Collected data
* BEGIN *
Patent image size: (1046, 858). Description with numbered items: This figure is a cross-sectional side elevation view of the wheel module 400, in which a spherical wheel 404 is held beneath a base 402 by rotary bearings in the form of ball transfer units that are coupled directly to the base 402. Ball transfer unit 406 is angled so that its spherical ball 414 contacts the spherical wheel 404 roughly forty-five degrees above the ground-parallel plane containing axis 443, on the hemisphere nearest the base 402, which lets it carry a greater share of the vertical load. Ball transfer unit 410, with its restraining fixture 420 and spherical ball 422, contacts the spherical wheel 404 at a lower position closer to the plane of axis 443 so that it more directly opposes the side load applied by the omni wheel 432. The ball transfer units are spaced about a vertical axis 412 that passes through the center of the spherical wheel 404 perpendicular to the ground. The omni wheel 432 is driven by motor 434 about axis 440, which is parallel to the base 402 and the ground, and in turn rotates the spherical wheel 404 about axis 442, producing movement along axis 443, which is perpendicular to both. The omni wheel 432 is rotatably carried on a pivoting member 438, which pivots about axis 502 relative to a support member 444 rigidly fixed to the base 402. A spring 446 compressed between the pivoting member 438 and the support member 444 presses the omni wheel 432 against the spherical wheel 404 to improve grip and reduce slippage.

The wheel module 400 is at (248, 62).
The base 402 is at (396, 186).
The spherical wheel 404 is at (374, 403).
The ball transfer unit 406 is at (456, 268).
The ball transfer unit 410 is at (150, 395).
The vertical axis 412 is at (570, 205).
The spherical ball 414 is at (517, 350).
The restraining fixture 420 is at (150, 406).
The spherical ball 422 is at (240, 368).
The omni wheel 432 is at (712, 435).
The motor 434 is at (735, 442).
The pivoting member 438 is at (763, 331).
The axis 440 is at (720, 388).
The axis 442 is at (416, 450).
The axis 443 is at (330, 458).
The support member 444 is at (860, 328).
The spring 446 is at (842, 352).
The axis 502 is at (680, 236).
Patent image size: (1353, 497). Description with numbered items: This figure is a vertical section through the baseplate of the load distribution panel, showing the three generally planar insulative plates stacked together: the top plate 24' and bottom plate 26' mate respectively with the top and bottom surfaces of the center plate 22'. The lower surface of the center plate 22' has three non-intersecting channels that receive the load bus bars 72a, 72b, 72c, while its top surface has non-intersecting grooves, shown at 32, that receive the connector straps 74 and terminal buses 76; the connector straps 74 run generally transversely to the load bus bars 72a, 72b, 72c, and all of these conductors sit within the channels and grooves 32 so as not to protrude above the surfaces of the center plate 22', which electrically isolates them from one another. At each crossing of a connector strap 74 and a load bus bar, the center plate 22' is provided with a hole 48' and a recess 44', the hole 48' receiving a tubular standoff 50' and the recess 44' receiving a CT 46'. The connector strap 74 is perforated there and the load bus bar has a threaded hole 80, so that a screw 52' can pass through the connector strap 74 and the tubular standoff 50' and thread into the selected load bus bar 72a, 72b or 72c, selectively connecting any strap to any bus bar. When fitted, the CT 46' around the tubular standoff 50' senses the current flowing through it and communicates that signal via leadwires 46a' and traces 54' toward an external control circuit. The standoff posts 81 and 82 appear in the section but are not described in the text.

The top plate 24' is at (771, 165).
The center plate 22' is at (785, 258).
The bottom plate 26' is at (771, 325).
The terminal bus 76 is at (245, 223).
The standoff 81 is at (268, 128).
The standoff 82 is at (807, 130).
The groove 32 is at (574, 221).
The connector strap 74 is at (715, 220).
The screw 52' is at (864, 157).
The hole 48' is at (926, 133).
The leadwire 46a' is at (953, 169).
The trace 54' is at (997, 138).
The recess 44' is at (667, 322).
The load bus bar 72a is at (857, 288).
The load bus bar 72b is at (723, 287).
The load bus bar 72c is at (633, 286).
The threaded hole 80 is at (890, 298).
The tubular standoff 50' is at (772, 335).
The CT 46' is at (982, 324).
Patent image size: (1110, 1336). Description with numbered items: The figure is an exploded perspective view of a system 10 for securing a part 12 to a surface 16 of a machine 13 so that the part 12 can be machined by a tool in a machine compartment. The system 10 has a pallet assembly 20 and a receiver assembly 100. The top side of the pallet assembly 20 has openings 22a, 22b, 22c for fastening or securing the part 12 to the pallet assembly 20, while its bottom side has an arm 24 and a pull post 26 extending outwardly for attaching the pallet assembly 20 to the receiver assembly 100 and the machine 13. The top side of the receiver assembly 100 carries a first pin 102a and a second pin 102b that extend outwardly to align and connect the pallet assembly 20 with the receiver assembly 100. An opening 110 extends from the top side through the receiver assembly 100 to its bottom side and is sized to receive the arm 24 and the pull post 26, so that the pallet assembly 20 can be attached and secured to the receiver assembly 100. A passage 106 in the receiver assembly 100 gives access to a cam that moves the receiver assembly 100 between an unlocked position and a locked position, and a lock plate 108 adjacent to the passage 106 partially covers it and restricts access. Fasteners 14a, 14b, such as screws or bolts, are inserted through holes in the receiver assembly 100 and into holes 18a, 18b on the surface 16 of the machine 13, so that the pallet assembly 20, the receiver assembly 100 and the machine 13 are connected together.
* END *
Print all of the rows above again, word for word, with nothing altered.

### FINAL RESULT
Patent image size: (1046, 858). Description with numbered items: This figure is a cross-sectional side elevation view of the wheel module 400, in which a spherical wheel 404 is held beneath a base 402 by rotary bearings in the form of ball transfer units that are coupled directly to the base 402. Ball transfer unit 406 is angled so that its spherical ball 414 contacts the spherical wheel 404 roughly forty-five degrees above the ground-parallel plane containing axis 443, on the hemisphere nearest the base 402, which lets it carry a greater share of the vertical load. Ball transfer unit 410, with its restraining fixture 420 and spherical ball 422, contacts the spherical wheel 404 at a lower position closer to the plane of axis 443 so that it more directly opposes the side load applied by the omni wheel 432. The ball transfer units are spaced about a vertical axis 412 that passes through the center of the spherical wheel 404 perpendicular to the ground. The omni wheel 432 is driven by motor 434 about axis 440, which is parallel to the base 402 and the ground, and in turn rotates the spherical wheel 404 about axis 442, producing movement along axis 443, which is perpendicular to both. The omni wheel 432 is rotatably carried on a pivoting member 438, which pivots about axis 502 relative to a support member 444 rigidly fixed to the base 402. A spring 446 compressed between the pivoting member 438 and the support member 444 presses the omni wheel 432 against the spherical wheel 404 to improve grip and reduce slippage.

The wheel module 400 is at (248, 62).
The base 402 is at (396, 186).
The spherical wheel 404 is at (374, 403).
The ball transfer unit 406 is at (456, 268).
The ball transfer unit 410 is at (150, 395).
The vertical axis 412 is at (570, 205).
The spherical ball 414 is at (517, 350).
The restraining fixture 420 is at (150, 406).
The spherical ball 422 is at (240, 368).
The omni wheel 432 is at (712, 435).
The motor 434 is at (735, 442).
The pivoting member 438 is at (763, 331).
The axis 440 is at (720, 388).
The axis 442 is at (416, 450).
The axis 443 is at (330, 458).
The support member 444 is at (860, 328).
The spring 446 is at (842, 352).
The axis 502 is at (680, 236).
Patent image size: (1353, 497). Description with numbered items: This figure is a vertical section through the baseplate of the load distribution panel, showing the three generally planar insulative plates stacked together: the top plate 24' and bottom plate 26' mate respectively with the top and bottom surfaces of the center plate 22'. The lower surface of the center plate 22' has three non-intersecting channels that receive the load bus bars 72a, 72b, 72c, while its top surface has non-intersecting grooves, shown at 32, that receive the connector straps 74 and terminal buses 76; the connector straps 74 run generally transversely to the load bus bars 72a, 72b, 72c, and all of these conductors sit within the channels and grooves 32 so as not to protrude above the surfaces of the center plate 22', which electrically isolates them from one another. At each crossing of a connector strap 74 and a load bus bar, the center plate 22' is provided with a hole 48' and a recess 44', the hole 48' receiving a tubular standoff 50' and the recess 44' receiving a CT 46'. The connector strap 74 is perforated there and the load bus bar has a threaded hole 80, so that a screw 52' can pass through the connector strap 74 and the tubular standoff 50' and thread into the selected load bus bar 72a, 72b or 72c, selectively connecting any strap to any bus bar. When fitted, the CT 46' around the tubular standoff 50' senses the current flowing through it and communicates that signal via leadwires 46a' and traces 54' toward an external control circuit. The standoff posts 81 and 82 appear in the section but are not described in the text.

The top plate 24' is at (771, 165).
The center plate 22' is at (785, 258).
The bottom plate 26' is at (771, 325).
The terminal bus 76 is at (245, 223).
The standoff 81 is at (268, 128).
The standoff 82 is at (807, 130).
The groove 32 is at (574, 221).
The connector strap 74 is at (715, 220).
The screw 52' is at (864, 157).
The hole 48' is at (926, 133).
The leadwire 46a' is at (953, 169).
The trace 54' is at (997, 138).
The recess 44' is at (667, 322).
The load bus bar 72a is at (857, 288).
The load bus bar 72b is at (723, 287).
The load bus bar 72c is at (633, 286).
The threaded hole 80 is at (890, 298).
The tubular standoff 50' is at (772, 335).
The CT 46' is at (982, 324).
Patent image size: (1110, 1336). Description with numbered items: The figure is an exploded perspective view of a system 10 for securing a part 12 to a surface 16 of a machine 13 so that the part 12 can be machined by a tool in a machine compartment. The system 10 has a pallet assembly 20 and a receiver assembly 100. The top side of the pallet assembly 20 has openings 22a, 22b, 22c for fastening or securing the part 12 to the pallet assembly 20, while its bottom side has an arm 24 and a pull post 26 extending outwardly for attaching the pallet assembly 20 to the receiver assembly 100 and the machine 13. The top side of the receiver assembly 100 carries a first pin 102a and a second pin 102b that extend outwardly to align and connect the pallet assembly 20 with the receiver assembly 100. An opening 110 extends from the top side through the receiver assembly 100 to its bottom side and is sized to receive the arm 24 and the pull post 26, so that the pallet assembly 20 can be attached and secured to the receiver assembly 100. A passage 106 in the receiver assembly 100 gives access to a cam that moves the receiver assembly 100 between an unlocked position and a locked position, and a lock plate 108 adjacent to the passage 106 partially covers it and restricts access. Fasteners 14a, 14b, such as screws or bolts, are inserted through holes in the receiver assembly 100 and into holes 18a, 18b on the surface 16 of the machine 13, so that the pallet assembly 20, the receiver assembly 100 and the machine 13 are connected together.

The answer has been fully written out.